Set problem –
Without skipping anything, write out each record below exactly.

Stored items from a collection:
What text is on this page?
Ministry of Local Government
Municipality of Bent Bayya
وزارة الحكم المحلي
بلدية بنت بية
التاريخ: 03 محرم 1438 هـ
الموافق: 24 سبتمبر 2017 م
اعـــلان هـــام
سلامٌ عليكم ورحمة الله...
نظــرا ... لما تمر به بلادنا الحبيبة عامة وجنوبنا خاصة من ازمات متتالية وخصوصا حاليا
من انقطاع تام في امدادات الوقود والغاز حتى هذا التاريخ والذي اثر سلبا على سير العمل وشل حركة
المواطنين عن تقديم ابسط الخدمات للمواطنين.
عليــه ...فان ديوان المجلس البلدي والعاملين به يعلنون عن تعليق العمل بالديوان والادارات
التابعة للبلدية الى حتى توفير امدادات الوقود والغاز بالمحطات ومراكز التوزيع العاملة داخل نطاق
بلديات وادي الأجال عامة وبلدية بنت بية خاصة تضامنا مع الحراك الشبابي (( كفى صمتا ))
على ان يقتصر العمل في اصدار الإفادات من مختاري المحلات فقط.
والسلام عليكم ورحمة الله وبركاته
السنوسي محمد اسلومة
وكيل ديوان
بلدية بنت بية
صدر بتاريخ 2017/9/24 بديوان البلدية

Answer below –
What text is on this page?
Ministry of Local Government
Municipality of Bent Bayya
وزارة الحكم المحلي
بلدية بنت بية
التاريخ: 03 محرم 1438 هـ
الموافق: 24 سبتمبر 2017 م
اعـــلان هـــام
سلامٌ عليكم ورحمة الله...
نظــرا ... لما تمر به بلادنا الحبيبة عامة وجنوبنا خاصة من ازمات متتالية وخصوصا حاليا
من انقطاع تام في امدادات الوقود والغاز حتى هذا التاريخ والذي اثر سلبا على سير العمل وشل حركة
المواطنين عن تقديم ابسط الخدمات للمواطنين.
عليــه ...فان ديوان المجلس البلدي والعاملين به يعلنون عن تعليق العمل بالديوان والادارات
التابعة للبلدية الى حتى توفير امدادات الوقود والغاز بالمحطات ومراكز التوزيع العاملة داخل نطاق
بلديات وادي الأجال عامة وبلدية بنت بية خاصة تضامنا مع الحراك الشبابي (( كفى صمتا ))
على ان يقتصر العمل في اصدار الإفادات من مختاري المحلات فقط.
والسلام عليكم ورحمة الله وبركاته
السنوسي محمد اسلومة
وكيل ديوان
بلدية بنت بية
صدر بتاريخ 2017/9/24 بديوان البلدية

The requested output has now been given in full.